-- start Data shown --

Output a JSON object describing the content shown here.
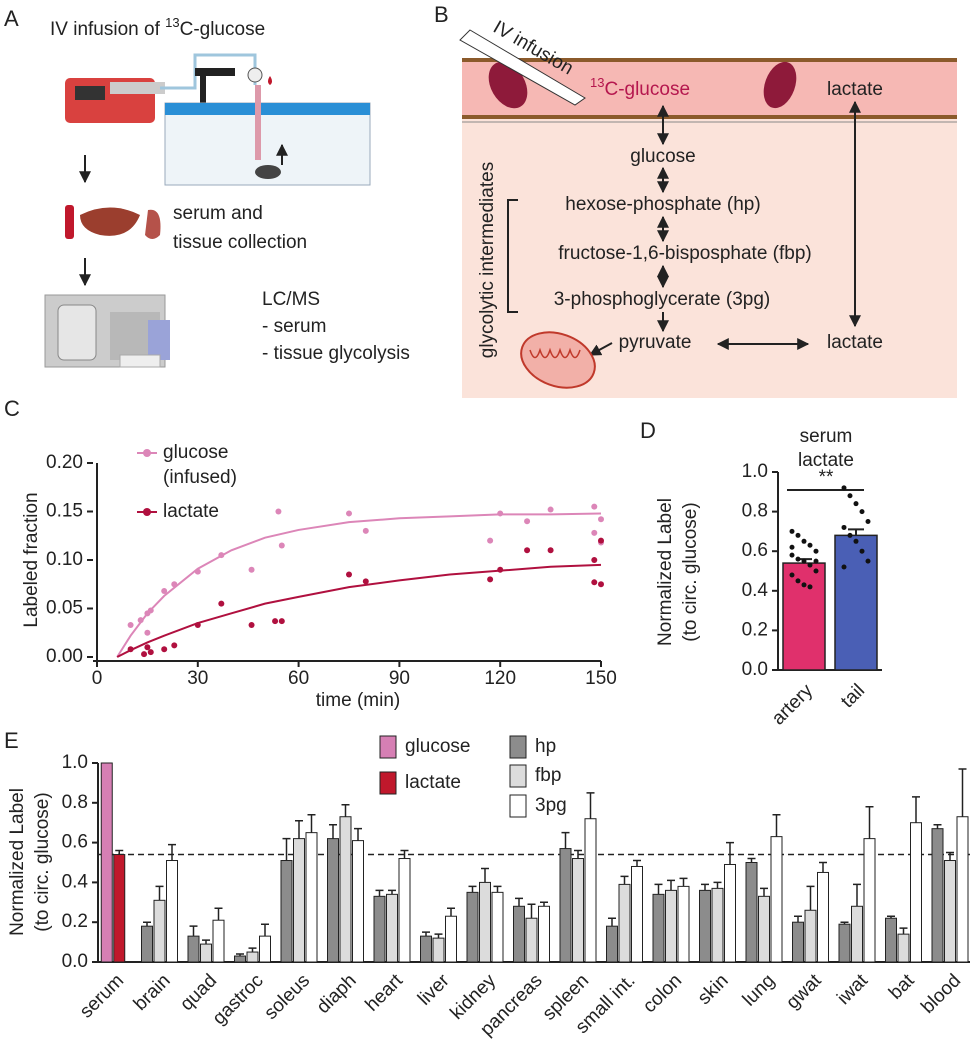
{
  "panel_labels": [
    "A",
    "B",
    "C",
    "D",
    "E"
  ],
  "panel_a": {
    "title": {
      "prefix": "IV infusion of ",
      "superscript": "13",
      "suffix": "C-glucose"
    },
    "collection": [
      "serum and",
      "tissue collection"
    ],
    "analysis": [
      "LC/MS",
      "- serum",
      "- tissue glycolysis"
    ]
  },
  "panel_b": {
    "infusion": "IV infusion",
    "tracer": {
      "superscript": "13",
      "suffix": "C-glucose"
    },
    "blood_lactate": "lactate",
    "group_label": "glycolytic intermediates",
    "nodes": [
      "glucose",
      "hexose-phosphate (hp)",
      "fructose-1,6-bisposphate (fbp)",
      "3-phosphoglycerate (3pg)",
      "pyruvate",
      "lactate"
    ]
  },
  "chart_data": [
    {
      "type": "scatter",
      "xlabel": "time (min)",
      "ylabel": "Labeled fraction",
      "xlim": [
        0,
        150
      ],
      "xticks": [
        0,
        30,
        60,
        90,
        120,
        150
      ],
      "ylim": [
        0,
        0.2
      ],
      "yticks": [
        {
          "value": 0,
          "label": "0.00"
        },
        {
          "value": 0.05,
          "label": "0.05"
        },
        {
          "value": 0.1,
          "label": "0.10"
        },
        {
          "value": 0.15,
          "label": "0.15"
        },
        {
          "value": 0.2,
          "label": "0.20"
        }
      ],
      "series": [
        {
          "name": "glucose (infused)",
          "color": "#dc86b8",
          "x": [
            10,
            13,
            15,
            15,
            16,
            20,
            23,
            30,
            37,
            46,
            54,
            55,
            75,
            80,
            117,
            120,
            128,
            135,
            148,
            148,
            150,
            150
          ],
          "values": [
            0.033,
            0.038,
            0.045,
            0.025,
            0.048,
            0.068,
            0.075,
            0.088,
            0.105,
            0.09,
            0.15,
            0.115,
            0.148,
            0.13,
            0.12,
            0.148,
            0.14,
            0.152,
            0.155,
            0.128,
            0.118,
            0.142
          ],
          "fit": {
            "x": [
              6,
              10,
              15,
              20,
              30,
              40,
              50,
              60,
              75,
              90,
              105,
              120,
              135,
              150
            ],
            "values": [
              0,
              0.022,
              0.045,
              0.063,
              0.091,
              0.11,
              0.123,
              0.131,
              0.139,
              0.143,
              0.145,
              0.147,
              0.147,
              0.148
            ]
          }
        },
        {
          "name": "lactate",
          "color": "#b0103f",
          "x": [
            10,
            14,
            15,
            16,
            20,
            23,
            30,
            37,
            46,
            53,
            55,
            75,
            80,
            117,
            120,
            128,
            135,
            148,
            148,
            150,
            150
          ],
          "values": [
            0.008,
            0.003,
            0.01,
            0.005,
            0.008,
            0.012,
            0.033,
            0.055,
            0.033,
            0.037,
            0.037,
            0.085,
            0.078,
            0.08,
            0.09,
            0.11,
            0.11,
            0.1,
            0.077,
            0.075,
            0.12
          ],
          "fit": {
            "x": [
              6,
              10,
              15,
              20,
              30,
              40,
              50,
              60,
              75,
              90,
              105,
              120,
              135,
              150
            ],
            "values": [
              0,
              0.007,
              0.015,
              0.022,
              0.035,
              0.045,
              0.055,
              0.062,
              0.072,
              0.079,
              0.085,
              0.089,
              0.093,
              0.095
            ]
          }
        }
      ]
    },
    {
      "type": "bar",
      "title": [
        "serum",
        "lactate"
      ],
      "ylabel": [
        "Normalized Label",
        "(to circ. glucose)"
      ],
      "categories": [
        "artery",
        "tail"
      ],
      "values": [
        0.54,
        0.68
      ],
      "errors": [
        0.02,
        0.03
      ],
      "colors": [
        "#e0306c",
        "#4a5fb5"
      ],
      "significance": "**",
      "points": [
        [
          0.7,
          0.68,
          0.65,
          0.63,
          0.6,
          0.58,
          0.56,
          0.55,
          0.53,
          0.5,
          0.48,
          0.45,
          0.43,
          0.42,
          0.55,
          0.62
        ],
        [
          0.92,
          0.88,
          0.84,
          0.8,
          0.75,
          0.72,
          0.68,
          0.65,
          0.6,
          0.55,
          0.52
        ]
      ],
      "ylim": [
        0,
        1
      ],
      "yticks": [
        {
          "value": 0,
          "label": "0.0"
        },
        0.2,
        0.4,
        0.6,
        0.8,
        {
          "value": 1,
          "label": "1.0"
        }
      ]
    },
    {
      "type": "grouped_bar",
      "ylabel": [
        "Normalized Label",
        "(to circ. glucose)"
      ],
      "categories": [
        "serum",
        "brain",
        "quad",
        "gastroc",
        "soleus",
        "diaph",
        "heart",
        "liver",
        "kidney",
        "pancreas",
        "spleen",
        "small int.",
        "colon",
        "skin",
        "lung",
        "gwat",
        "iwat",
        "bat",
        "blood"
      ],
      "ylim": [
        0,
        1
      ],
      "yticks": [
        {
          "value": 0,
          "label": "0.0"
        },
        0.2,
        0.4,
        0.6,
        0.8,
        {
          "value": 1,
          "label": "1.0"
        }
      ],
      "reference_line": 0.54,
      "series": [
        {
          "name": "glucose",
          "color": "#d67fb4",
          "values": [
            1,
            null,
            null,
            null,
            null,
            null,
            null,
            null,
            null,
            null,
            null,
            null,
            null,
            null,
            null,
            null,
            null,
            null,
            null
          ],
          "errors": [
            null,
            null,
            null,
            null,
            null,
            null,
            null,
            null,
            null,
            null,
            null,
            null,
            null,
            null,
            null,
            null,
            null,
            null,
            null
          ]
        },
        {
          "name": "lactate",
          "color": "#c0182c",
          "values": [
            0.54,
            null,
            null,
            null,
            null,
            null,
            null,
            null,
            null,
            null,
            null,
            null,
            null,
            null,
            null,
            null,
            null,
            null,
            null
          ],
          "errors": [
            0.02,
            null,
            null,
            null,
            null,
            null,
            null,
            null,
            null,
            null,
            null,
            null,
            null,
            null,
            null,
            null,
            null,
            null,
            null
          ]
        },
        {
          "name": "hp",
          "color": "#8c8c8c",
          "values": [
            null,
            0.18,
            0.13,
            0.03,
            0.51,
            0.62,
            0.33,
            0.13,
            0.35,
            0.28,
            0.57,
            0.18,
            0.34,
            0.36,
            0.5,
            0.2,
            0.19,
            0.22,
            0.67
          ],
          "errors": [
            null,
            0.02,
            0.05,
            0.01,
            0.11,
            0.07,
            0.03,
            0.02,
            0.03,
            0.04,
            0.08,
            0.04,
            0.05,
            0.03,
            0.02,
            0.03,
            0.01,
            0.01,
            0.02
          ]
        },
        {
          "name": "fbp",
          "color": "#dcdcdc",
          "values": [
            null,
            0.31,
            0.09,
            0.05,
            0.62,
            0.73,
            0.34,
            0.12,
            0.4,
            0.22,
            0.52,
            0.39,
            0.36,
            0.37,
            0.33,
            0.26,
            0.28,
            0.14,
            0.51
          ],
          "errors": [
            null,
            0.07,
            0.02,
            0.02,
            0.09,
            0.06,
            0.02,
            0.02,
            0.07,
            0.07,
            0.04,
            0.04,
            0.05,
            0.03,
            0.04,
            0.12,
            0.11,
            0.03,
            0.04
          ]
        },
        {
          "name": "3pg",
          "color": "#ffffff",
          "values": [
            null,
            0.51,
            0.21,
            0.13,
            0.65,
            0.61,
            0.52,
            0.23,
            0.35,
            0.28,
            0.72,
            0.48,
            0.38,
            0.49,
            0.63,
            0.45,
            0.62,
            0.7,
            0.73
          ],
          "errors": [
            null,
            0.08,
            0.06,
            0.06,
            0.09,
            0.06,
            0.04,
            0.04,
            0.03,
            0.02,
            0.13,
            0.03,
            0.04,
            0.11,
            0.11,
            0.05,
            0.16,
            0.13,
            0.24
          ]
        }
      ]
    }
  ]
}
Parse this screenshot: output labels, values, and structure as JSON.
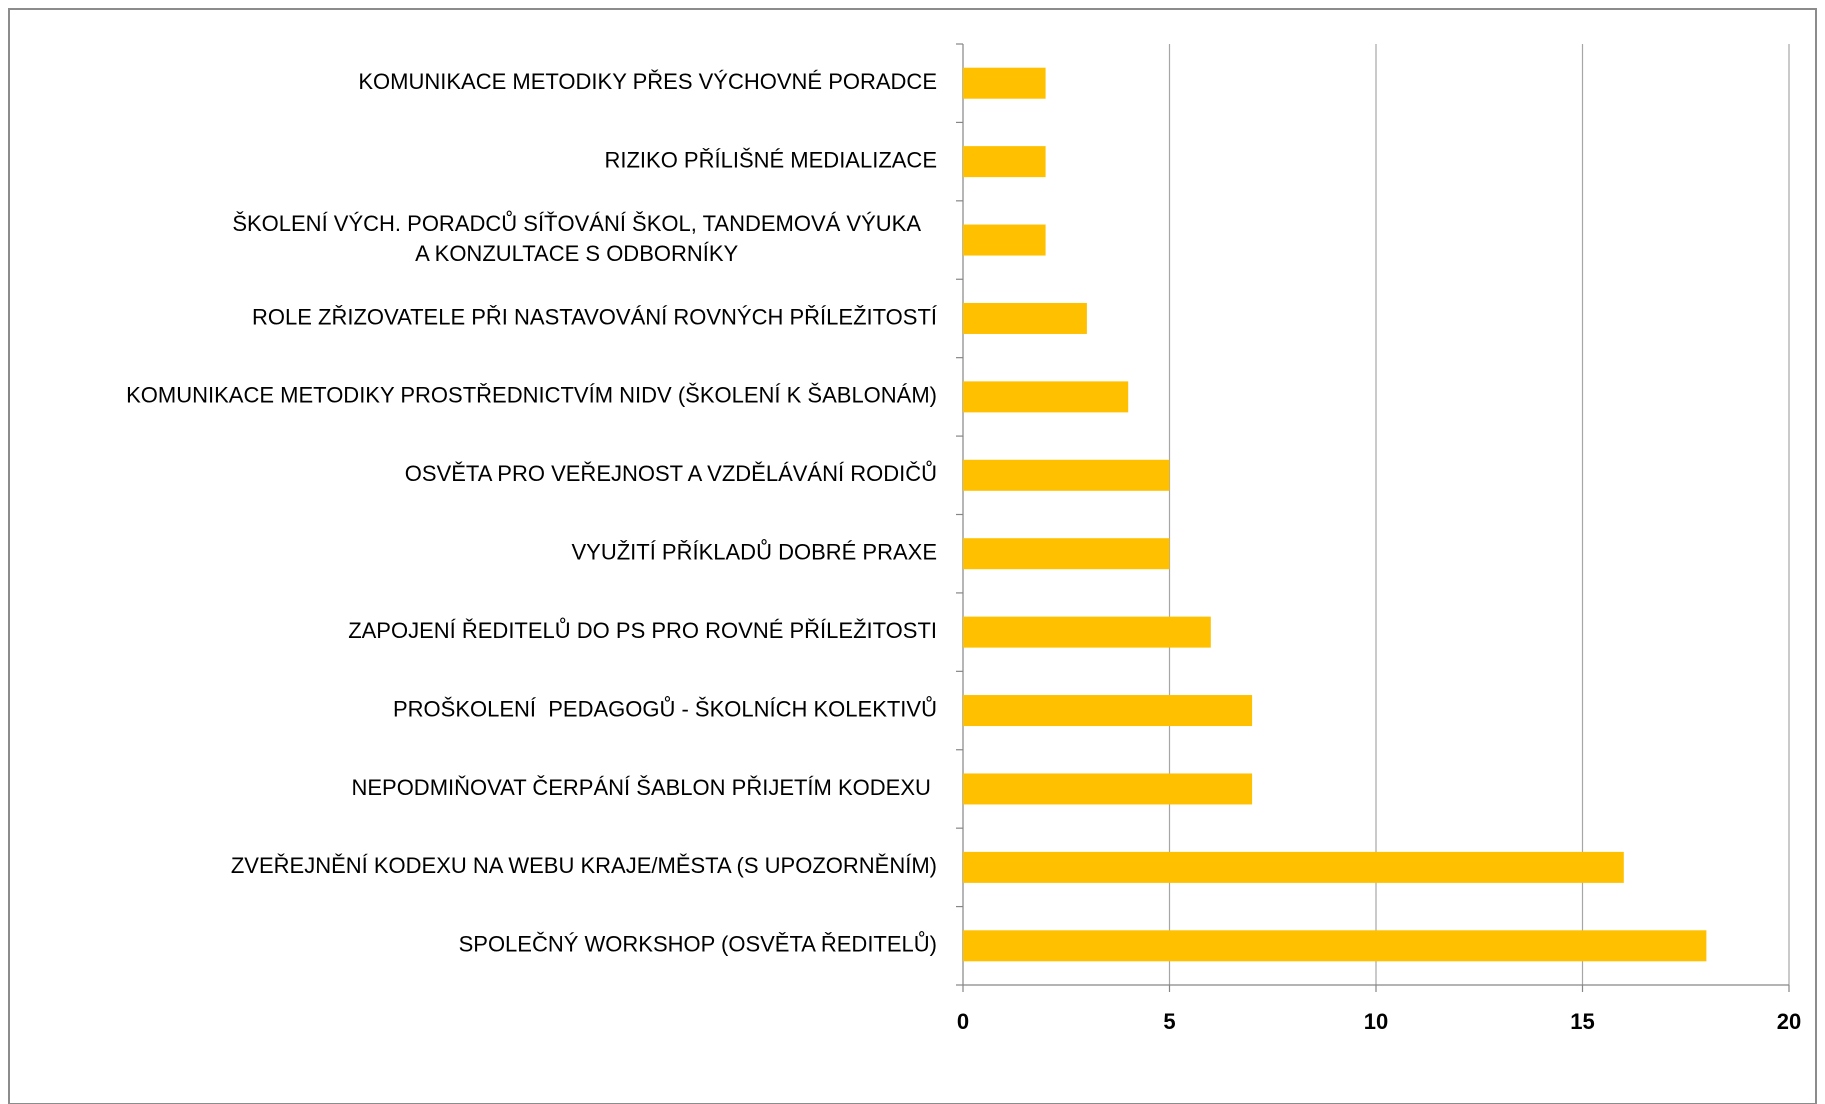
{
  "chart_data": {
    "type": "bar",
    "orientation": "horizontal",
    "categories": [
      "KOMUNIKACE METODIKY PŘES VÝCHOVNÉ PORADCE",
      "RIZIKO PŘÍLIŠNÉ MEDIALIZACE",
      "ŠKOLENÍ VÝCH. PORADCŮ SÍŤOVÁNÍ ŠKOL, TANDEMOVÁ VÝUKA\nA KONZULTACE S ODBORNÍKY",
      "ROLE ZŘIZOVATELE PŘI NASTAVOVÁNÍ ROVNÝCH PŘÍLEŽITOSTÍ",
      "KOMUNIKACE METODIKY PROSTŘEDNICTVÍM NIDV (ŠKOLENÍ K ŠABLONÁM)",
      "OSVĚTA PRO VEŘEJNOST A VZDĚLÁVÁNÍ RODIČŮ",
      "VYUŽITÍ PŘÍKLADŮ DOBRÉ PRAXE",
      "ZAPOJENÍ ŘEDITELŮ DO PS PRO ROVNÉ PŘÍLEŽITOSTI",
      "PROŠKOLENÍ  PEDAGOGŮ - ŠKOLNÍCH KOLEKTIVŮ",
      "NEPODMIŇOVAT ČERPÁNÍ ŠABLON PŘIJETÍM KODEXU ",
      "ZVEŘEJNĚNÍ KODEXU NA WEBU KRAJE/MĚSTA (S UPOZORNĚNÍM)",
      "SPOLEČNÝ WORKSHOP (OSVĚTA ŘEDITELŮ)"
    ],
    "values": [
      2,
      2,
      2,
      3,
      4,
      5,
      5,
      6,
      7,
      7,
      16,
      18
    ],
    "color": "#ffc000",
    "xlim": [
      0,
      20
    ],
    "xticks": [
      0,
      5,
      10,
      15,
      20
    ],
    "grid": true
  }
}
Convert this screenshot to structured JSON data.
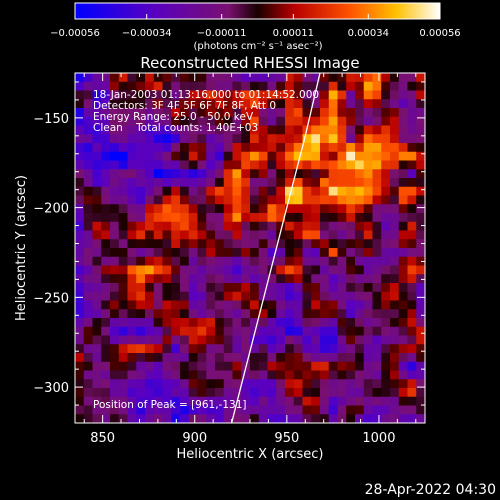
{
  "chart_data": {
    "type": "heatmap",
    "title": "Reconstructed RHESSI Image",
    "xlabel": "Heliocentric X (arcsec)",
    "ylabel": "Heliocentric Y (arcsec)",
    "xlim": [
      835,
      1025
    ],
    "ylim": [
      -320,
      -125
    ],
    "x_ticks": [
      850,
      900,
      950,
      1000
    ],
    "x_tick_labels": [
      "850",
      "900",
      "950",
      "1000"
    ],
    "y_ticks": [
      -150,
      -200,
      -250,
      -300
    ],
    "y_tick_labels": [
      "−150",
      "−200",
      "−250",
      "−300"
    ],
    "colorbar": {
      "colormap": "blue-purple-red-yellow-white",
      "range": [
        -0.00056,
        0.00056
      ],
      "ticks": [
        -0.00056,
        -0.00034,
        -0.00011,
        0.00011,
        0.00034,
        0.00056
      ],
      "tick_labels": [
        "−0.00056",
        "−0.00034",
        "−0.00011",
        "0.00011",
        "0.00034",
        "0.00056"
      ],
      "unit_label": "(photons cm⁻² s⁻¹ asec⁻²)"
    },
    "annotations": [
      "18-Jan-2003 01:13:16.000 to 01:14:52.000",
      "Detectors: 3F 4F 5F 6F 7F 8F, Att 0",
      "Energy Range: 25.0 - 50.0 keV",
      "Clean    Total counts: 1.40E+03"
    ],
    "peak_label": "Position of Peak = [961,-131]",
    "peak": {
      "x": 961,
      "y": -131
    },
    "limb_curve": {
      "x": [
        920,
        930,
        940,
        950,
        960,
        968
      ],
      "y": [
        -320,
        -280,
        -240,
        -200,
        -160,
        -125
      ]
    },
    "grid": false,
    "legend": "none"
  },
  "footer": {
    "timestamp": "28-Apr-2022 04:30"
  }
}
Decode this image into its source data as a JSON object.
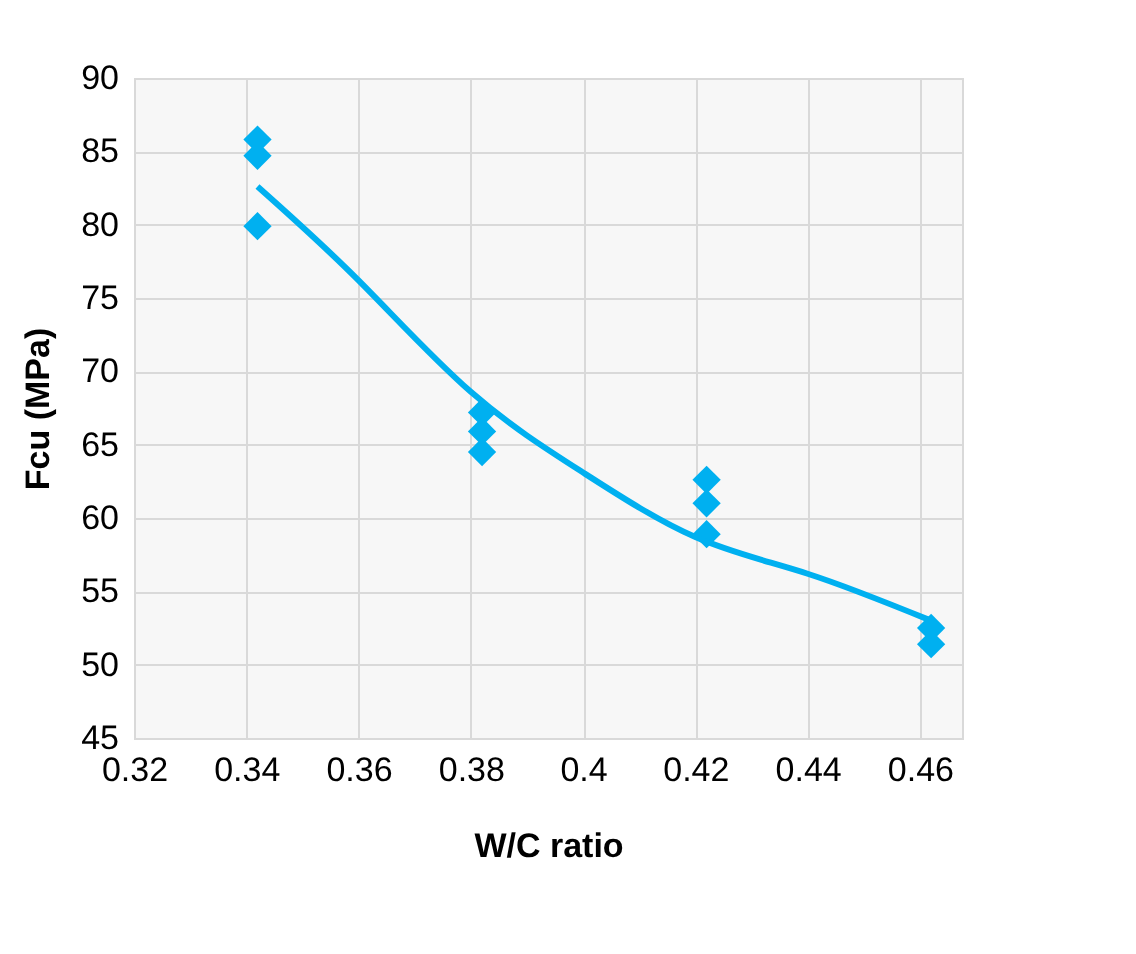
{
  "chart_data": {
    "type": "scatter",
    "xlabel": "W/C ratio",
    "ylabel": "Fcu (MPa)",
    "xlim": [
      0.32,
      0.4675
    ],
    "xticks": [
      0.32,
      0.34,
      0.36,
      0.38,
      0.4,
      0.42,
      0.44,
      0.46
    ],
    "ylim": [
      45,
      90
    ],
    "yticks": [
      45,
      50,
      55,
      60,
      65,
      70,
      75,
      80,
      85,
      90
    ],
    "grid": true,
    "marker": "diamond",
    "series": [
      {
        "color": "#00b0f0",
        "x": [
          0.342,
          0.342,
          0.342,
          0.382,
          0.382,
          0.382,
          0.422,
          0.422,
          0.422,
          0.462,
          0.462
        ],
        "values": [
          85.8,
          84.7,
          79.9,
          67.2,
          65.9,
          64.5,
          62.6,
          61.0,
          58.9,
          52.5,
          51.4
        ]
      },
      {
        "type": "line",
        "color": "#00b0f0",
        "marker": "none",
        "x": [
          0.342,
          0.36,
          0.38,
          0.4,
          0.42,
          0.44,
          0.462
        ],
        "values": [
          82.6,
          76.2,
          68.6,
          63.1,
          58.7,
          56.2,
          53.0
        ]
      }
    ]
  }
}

-- end Data shown --

Copy every line of the entries above in which "name" occurs.

◆ Solution to the problem:
          "name": "glucose (infused)",
          "name": "lactate",
          "name": "glucose",
          "name": "lactate",
          "name": "hp",
          "name": "fbp",
          "name": "3pg",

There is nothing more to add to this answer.